__Required work__
Reproduce the records. Keep every word exact and include no images.

__Supplied material__
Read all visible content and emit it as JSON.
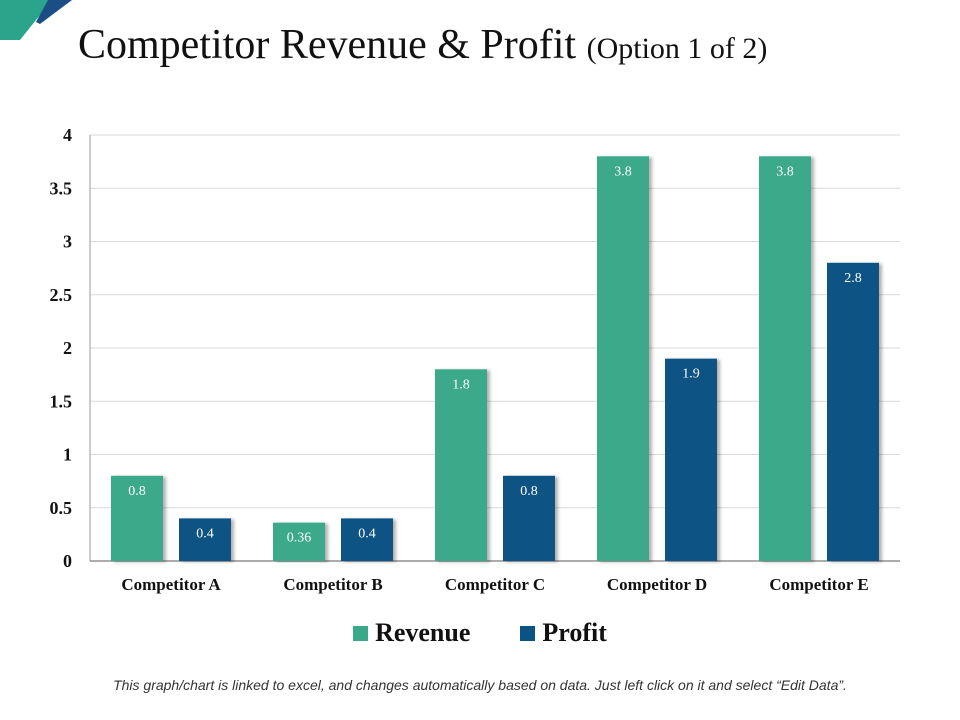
{
  "header": {
    "title": "Competitor Revenue & Profit",
    "subtitle": "(Option 1 of 2)"
  },
  "footer": {
    "note": "This graph/chart is linked to excel, and changes automatically based on data. Just left click on it and select “Edit Data”."
  },
  "colors": {
    "revenue": "#3aa98a",
    "profit": "#0b5383",
    "accent_dark": "#1c4e86",
    "accent_teal": "#2aa58c",
    "grid": "#d9d9d9"
  },
  "chart_data": {
    "type": "bar",
    "title": "Competitor Revenue & Profit (Option 1 of 2)",
    "xlabel": "",
    "ylabel": "",
    "ylim": [
      0,
      4
    ],
    "yticks": [
      "0",
      "0.5",
      "1",
      "1.5",
      "2",
      "2.5",
      "3",
      "3.5",
      "4"
    ],
    "categories": [
      "Competitor A",
      "Competitor B",
      "Competitor C",
      "Competitor D",
      "Competitor E"
    ],
    "series": [
      {
        "name": "Revenue",
        "values": [
          0.8,
          0.36,
          1.8,
          3.8,
          3.8
        ],
        "labels": [
          "0.8",
          "0.36",
          "1.8",
          "3.8",
          "3.8"
        ]
      },
      {
        "name": "Profit",
        "values": [
          0.4,
          0.4,
          0.8,
          1.9,
          2.8
        ],
        "labels": [
          "0.4",
          "0.4",
          "0.8",
          "1.9",
          "2.8"
        ]
      }
    ],
    "legend": "bottom-center",
    "grid": true
  }
}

__Written response__
Read all visible content and emit it as JSON.
{
  "header": {
    "title": "Competitor Revenue & Profit",
    "subtitle": "(Option 1 of 2)"
  },
  "footer": {
    "note": "This graph/chart is linked to excel, and changes automatically based on data. Just left click on it and select “Edit Data”."
  },
  "colors": {
    "revenue": "#3aa98a",
    "profit": "#0b5383",
    "accent_dark": "#1c4e86",
    "accent_teal": "#2aa58c",
    "grid": "#d9d9d9"
  },
  "chart_data": {
    "type": "bar",
    "title": "Competitor Revenue & Profit (Option 1 of 2)",
    "xlabel": "",
    "ylabel": "",
    "ylim": [
      0,
      4
    ],
    "yticks": [
      "0",
      "0.5",
      "1",
      "1.5",
      "2",
      "2.5",
      "3",
      "3.5",
      "4"
    ],
    "categories": [
      "Competitor A",
      "Competitor B",
      "Competitor C",
      "Competitor D",
      "Competitor E"
    ],
    "series": [
      {
        "name": "Revenue",
        "values": [
          0.8,
          0.36,
          1.8,
          3.8,
          3.8
        ],
        "labels": [
          "0.8",
          "0.36",
          "1.8",
          "3.8",
          "3.8"
        ]
      },
      {
        "name": "Profit",
        "values": [
          0.4,
          0.4,
          0.8,
          1.9,
          2.8
        ],
        "labels": [
          "0.4",
          "0.4",
          "0.8",
          "1.9",
          "2.8"
        ]
      }
    ],
    "legend": "bottom-center",
    "grid": true
  }
}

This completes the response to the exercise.